Goal
In the items below, begin at the line that contains "Enumerate the UI" and stop after the line that contains "395, 595, 469]". Output those lines as a Markdown table with a Row column for the row number and a Line column for the line's text, and leave out any blank lines.

====== Data section

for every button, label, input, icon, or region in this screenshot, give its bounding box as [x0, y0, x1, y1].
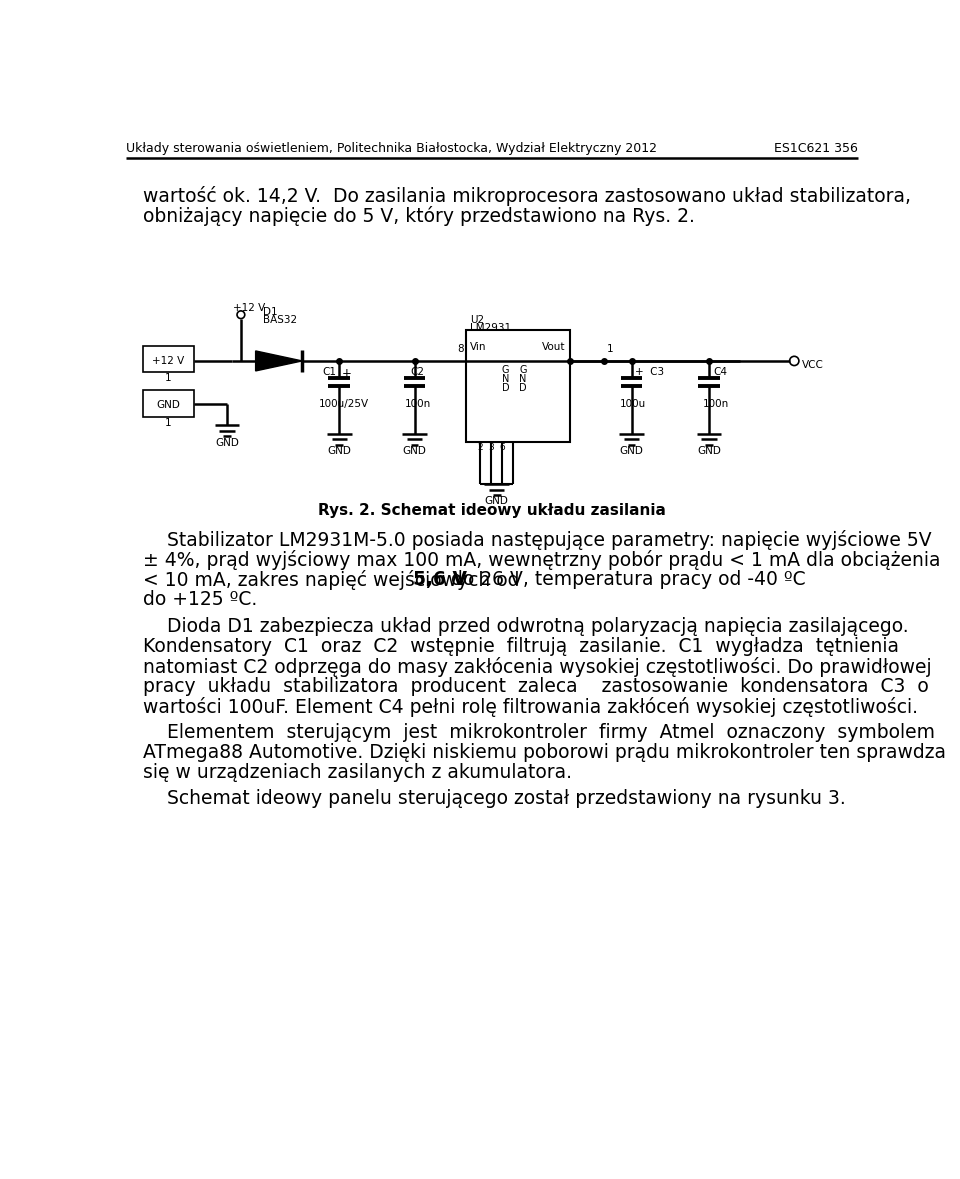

============
====== Data section

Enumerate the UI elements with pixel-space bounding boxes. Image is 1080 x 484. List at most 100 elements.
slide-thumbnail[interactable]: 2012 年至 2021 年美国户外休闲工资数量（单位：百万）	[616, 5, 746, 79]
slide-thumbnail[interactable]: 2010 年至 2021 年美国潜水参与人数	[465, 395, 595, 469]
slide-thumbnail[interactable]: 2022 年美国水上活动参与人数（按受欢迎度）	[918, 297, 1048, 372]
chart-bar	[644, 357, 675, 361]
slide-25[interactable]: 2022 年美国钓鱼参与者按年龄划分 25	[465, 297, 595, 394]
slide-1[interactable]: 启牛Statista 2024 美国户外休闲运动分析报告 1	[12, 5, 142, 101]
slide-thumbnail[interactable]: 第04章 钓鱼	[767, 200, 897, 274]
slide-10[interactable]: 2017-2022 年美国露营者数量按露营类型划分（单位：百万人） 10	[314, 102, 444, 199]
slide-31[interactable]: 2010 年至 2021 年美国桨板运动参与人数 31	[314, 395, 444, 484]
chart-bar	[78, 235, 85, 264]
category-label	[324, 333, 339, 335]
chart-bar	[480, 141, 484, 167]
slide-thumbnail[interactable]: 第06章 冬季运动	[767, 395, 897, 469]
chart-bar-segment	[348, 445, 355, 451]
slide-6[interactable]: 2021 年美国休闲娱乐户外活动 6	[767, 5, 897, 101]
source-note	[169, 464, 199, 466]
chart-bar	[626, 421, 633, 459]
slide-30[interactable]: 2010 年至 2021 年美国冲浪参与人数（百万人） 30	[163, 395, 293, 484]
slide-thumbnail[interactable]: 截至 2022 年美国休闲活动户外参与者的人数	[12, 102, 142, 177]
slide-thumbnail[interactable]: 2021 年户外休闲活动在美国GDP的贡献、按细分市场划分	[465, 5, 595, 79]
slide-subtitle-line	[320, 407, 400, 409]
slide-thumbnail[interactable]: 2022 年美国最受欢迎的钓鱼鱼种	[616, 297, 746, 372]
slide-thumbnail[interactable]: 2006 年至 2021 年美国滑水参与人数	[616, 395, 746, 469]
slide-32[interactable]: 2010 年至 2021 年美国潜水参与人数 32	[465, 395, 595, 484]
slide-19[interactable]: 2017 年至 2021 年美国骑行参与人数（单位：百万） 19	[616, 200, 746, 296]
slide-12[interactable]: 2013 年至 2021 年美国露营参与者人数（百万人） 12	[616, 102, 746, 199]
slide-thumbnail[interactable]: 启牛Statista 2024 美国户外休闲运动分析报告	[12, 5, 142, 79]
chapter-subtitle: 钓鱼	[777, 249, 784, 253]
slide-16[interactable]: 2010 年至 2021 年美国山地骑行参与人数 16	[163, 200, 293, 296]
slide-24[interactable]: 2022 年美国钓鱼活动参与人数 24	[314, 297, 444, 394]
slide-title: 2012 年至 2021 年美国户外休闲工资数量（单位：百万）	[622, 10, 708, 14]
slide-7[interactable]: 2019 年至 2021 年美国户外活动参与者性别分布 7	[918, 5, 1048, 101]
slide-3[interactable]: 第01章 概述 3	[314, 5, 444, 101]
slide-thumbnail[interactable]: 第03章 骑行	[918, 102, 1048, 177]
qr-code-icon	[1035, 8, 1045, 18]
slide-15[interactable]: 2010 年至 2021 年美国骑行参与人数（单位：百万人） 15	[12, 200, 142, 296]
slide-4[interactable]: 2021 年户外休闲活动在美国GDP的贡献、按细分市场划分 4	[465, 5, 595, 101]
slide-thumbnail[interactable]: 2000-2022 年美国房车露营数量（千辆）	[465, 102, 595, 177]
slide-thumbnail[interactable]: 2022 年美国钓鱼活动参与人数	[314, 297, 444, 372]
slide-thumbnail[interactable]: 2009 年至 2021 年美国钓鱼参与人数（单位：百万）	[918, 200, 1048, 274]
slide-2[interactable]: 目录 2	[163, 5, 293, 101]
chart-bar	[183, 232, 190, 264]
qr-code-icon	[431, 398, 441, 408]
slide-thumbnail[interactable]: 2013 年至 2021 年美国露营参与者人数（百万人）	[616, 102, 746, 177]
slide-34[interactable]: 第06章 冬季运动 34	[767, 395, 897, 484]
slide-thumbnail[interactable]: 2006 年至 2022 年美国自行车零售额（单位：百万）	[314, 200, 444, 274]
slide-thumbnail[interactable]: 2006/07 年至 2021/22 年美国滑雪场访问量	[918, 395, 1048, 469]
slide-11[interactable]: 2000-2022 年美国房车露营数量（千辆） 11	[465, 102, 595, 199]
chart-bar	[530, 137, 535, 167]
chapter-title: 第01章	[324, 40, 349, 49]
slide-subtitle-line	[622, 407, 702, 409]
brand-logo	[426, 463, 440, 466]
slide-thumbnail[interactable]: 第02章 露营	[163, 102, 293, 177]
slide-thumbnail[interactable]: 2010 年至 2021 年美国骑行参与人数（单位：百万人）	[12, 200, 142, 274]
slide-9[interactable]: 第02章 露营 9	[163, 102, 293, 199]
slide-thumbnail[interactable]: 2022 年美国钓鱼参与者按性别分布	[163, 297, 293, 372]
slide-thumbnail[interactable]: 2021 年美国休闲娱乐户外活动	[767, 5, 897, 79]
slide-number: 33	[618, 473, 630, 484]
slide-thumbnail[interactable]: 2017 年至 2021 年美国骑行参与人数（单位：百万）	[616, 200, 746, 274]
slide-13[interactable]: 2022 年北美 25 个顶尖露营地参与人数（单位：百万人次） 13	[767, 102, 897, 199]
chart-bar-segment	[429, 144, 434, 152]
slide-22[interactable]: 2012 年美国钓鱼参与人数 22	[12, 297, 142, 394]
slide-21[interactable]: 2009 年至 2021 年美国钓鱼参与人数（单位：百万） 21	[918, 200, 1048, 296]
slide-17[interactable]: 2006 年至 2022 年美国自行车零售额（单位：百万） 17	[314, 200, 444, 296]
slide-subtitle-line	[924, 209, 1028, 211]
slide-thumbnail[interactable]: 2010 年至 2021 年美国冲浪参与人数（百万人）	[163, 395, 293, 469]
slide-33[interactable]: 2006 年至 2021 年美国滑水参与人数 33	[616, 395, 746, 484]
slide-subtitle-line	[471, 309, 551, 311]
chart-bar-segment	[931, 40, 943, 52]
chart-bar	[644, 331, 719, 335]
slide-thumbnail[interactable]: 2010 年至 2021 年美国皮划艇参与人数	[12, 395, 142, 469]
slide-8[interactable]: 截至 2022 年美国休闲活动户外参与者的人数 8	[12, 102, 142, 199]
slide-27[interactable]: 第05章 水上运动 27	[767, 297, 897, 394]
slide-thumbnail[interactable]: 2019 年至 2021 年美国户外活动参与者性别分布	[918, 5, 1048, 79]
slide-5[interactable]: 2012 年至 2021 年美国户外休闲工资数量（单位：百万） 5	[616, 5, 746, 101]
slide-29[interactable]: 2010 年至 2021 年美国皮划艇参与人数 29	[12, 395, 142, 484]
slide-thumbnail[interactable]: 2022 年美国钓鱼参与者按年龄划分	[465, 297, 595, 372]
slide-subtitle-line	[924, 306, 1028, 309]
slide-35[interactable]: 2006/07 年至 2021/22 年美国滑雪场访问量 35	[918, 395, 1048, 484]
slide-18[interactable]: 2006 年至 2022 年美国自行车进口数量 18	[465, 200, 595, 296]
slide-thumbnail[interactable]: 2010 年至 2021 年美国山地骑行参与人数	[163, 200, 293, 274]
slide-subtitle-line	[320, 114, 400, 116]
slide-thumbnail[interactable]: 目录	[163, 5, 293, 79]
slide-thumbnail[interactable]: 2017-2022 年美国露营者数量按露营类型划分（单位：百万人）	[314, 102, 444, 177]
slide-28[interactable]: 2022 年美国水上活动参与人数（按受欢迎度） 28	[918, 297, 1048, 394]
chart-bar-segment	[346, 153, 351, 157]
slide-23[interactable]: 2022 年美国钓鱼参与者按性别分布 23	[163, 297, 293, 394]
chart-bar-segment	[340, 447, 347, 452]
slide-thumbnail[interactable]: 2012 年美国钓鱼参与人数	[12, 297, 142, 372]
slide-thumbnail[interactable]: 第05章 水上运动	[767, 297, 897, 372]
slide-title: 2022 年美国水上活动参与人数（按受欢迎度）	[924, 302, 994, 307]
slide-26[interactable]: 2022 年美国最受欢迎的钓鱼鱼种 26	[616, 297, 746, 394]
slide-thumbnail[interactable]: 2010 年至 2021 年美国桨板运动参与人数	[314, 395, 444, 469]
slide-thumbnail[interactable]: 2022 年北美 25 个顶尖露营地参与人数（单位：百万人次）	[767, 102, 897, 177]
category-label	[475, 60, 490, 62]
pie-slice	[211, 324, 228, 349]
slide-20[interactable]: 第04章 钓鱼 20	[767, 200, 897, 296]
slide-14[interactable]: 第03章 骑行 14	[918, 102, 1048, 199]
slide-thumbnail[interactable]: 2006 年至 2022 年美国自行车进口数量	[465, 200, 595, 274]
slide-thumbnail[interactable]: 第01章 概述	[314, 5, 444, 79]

============

Task solution
| Row | Line |
|---|---|
| 1 | Enumerate the UI elements with pixel-space bounding boxes. Image is 1080 x 484. List at most 100 elements. |
| 2 | slide-thumbnail[interactable]: 2012 年至 2021 年美国户外休闲工资数量（单位：百万）	[616, 5, 746, 79] |
| 3 | slide-thumbnail[interactable]: 2010 年至 2021 年美国潜水参与人数	[465, 395, 595, 469] |